* **INSTRUCTION**:
All lines in which the word "appears" occurs are to be extracted.

--- Start DATA LISTING ---

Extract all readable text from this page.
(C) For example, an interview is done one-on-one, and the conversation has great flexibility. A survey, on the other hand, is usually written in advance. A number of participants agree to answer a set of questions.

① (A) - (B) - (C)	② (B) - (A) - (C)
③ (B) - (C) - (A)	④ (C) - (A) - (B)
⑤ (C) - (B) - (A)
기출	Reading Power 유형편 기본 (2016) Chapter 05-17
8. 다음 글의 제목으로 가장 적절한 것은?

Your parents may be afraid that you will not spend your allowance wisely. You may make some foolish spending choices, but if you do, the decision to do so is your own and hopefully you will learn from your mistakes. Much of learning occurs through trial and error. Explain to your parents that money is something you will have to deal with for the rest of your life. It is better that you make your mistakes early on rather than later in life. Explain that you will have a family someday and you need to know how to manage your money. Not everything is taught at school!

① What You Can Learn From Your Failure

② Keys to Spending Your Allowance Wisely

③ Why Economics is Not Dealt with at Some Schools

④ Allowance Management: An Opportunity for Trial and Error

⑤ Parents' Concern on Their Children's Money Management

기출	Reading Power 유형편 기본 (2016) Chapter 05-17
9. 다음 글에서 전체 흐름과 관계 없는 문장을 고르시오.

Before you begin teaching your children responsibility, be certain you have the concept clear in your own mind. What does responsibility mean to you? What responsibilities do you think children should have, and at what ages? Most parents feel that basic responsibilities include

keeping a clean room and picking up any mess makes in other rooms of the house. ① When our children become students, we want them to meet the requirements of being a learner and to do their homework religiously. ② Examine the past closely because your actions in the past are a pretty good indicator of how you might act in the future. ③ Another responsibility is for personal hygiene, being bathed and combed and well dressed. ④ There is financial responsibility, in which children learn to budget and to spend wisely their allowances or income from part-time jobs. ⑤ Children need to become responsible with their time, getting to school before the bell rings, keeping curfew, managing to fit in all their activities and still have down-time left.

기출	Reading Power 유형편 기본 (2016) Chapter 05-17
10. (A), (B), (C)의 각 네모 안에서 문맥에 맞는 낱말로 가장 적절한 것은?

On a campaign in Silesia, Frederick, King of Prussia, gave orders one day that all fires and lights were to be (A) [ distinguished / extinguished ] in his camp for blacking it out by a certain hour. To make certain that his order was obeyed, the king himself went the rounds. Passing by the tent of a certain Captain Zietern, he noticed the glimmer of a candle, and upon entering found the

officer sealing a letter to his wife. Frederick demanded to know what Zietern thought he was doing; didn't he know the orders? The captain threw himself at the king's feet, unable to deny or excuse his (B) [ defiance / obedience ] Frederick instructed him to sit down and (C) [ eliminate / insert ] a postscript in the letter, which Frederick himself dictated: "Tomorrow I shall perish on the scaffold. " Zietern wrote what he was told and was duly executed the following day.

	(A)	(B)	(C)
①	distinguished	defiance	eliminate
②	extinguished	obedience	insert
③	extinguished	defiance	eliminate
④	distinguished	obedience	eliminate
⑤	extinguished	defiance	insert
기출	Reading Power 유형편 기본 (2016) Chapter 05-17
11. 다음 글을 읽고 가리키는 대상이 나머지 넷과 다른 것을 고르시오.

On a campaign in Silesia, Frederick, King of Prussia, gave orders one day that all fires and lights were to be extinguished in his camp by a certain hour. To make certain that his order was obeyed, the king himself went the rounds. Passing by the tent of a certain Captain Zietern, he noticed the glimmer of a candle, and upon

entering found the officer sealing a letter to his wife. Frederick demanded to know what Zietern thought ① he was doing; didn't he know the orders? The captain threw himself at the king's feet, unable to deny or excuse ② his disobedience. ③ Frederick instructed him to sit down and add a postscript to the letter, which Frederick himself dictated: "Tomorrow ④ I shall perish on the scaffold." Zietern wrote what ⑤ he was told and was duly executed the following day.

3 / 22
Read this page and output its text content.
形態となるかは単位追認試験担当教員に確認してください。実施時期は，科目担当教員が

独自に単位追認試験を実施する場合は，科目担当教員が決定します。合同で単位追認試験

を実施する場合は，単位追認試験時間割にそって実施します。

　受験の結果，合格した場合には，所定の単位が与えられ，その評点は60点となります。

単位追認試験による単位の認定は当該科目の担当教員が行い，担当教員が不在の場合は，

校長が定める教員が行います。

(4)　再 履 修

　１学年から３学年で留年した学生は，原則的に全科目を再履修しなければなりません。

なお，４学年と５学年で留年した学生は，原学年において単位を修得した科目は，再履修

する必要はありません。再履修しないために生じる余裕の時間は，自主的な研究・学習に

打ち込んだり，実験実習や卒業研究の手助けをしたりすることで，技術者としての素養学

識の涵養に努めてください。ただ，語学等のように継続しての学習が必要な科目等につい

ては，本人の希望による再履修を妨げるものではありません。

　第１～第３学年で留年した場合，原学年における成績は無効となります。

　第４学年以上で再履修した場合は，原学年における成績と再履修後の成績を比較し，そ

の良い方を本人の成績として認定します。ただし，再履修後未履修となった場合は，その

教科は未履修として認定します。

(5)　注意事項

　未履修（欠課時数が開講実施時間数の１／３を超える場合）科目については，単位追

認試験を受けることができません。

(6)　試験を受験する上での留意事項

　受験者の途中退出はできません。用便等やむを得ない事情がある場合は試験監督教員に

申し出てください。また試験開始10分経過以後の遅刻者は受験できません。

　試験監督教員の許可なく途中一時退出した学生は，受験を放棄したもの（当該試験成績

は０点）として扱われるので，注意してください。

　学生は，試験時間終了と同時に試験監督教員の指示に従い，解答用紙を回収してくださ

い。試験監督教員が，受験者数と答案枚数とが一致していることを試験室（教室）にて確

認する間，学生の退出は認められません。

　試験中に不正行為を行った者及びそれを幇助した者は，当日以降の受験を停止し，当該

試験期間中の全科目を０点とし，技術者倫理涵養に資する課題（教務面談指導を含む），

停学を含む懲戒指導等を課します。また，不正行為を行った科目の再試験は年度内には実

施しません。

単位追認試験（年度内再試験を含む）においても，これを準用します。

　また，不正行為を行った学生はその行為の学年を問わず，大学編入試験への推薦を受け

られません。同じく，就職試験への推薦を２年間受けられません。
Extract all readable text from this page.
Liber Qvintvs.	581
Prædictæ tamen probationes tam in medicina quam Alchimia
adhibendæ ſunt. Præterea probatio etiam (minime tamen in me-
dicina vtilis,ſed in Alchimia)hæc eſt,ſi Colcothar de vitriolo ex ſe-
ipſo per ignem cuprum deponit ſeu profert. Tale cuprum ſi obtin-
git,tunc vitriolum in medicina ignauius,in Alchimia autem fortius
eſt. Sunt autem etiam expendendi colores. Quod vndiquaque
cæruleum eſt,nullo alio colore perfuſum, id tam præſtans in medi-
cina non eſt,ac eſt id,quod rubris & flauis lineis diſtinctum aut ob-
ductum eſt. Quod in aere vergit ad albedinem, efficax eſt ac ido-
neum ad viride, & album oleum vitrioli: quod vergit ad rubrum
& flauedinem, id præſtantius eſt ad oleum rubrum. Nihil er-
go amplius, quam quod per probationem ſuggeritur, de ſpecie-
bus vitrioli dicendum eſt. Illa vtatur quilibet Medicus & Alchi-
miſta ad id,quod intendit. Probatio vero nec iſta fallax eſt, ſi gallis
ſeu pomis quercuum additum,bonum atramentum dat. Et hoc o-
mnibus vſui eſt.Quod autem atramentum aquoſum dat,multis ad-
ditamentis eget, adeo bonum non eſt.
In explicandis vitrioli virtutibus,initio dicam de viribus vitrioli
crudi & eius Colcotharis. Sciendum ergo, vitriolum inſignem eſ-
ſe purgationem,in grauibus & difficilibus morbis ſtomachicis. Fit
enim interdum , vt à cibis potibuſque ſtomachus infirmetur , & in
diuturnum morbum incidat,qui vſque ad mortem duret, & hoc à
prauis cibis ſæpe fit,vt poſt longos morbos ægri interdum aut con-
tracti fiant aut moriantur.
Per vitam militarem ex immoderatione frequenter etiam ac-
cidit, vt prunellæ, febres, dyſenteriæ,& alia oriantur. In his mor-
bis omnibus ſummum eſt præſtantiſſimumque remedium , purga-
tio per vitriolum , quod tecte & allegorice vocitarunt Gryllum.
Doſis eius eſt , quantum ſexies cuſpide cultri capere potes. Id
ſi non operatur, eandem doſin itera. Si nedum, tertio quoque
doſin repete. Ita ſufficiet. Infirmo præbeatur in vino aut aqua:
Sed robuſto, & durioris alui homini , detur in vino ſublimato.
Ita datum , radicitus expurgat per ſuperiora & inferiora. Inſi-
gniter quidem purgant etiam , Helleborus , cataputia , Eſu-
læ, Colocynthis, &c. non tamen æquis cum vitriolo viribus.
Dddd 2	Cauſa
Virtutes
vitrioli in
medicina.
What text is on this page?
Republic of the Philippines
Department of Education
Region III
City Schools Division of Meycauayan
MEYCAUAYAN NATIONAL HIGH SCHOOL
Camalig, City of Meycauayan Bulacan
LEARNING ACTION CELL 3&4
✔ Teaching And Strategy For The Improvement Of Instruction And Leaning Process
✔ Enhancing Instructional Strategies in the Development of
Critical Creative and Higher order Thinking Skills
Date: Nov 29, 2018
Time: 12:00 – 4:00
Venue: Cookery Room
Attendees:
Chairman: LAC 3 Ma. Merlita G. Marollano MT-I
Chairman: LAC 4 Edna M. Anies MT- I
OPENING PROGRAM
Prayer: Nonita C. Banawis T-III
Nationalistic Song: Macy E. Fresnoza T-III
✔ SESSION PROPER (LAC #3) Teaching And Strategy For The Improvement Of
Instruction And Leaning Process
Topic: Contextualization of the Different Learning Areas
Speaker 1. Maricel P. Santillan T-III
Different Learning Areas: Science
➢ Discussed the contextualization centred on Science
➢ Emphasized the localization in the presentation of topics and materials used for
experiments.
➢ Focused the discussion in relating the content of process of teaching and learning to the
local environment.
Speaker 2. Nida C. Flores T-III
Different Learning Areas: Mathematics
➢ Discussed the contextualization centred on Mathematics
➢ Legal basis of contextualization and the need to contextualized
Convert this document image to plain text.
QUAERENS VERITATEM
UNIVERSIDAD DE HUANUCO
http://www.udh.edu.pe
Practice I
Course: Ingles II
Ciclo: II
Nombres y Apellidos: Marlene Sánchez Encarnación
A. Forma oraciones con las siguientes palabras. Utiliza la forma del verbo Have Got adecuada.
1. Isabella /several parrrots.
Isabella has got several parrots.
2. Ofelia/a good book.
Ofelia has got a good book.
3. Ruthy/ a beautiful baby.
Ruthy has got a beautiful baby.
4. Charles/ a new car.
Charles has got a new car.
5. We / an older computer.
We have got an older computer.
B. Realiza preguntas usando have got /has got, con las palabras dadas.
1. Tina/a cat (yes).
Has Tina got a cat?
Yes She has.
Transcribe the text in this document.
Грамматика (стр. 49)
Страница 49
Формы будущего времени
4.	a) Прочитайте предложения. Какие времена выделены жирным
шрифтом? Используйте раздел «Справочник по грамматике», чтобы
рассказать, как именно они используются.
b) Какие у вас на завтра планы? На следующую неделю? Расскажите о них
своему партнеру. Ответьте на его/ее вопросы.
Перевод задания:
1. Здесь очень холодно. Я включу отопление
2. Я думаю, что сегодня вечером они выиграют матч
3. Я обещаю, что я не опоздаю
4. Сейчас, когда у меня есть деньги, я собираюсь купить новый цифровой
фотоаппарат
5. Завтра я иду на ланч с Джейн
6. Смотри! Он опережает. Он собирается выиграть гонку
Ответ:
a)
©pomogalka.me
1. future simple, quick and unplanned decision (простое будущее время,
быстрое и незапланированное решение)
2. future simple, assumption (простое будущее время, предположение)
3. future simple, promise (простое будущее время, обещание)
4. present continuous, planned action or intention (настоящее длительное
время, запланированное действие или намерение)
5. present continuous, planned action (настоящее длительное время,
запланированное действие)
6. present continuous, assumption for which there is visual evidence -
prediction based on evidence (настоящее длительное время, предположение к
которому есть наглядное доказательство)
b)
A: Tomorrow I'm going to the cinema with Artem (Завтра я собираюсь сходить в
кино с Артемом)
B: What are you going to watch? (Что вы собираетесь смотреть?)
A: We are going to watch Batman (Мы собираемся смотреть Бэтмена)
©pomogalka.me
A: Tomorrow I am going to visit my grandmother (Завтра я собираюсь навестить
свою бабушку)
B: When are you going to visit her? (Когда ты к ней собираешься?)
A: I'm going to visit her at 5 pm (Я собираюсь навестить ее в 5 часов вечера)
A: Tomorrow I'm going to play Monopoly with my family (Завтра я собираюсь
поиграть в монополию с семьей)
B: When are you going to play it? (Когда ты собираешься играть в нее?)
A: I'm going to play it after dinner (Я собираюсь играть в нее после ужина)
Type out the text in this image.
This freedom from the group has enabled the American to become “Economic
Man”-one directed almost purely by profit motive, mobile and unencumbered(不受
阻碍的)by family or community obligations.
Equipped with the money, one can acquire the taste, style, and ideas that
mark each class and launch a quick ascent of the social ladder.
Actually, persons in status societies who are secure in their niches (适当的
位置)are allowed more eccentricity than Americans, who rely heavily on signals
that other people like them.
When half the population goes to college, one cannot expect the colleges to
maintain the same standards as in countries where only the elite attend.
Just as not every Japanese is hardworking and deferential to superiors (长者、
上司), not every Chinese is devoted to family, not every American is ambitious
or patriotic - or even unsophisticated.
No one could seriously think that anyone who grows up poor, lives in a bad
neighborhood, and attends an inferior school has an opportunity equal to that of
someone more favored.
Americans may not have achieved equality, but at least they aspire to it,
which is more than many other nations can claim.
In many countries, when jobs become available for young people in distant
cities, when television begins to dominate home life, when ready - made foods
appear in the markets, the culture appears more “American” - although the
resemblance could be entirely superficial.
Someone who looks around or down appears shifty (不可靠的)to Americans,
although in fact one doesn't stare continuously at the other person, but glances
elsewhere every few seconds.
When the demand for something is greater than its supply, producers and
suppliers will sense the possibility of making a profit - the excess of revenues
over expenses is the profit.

--- End DATA LISTING ---

* **ANSWER FOR THE TASK**:
appear in the markets, the culture appears more “American” - although the
Someone who looks around or down appears shifty (不可靠的)to Americans,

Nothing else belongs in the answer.